### Data listing

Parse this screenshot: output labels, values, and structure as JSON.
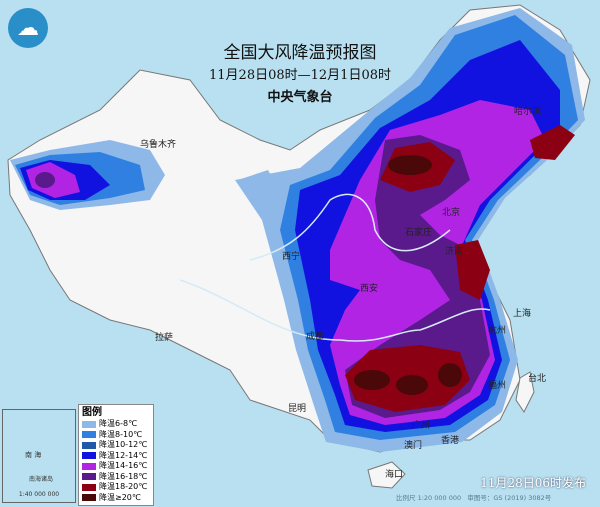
{
  "header": {
    "title": "全国大风降温预报图",
    "period": "11月28日08时—12月1日08时",
    "agency": "中央气象台"
  },
  "legend": {
    "title": "图例",
    "items": [
      {
        "label": "降温6-8℃",
        "color": "#8db8e8"
      },
      {
        "label": "降温8-10℃",
        "color": "#2f80e0"
      },
      {
        "label": "降温10-12℃",
        "color": "#1f5aa8"
      },
      {
        "label": "降温12-14℃",
        "color": "#1212e0"
      },
      {
        "label": "降温14-16℃",
        "color": "#b224e4"
      },
      {
        "label": "降温16-18℃",
        "color": "#5a1a8c"
      },
      {
        "label": "降温18-20℃",
        "color": "#8c0014"
      },
      {
        "label": "降温≥20℃",
        "color": "#4a0808"
      }
    ]
  },
  "cities": [
    {
      "name": "乌鲁木齐"
    },
    {
      "name": "拉萨"
    },
    {
      "name": "西宁"
    },
    {
      "name": "成都"
    },
    {
      "name": "昆明"
    },
    {
      "name": "西安"
    },
    {
      "name": "哈尔滨"
    },
    {
      "name": "北京"
    },
    {
      "name": "石家庄"
    },
    {
      "name": "济南"
    },
    {
      "name": "上海"
    },
    {
      "name": "杭州"
    },
    {
      "name": "福州"
    },
    {
      "name": "台北"
    },
    {
      "name": "广州"
    },
    {
      "name": "香港"
    },
    {
      "name": "澳门"
    },
    {
      "name": "海口"
    }
  ],
  "inset": {
    "sea_label": "南 海",
    "scale": "1:40 000 000",
    "islands": "南海诸岛"
  },
  "footer": {
    "published": "11月28日06时发布",
    "scale": "比例尺 1:20 000 000",
    "map_no": "审图号：GS (2019) 3082号"
  },
  "colors": {
    "sea": "#b8e0f0",
    "land": "#f6f6f6"
  },
  "icons": {
    "logo": "cma-logo"
  }
}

### TO BE DONE
Pick out all the lines with the word "scale" in them and copy them.

### IN RESPONSE
    "scale": "1:40 000 000",
    "scale": "比例尺 1:20 000 000",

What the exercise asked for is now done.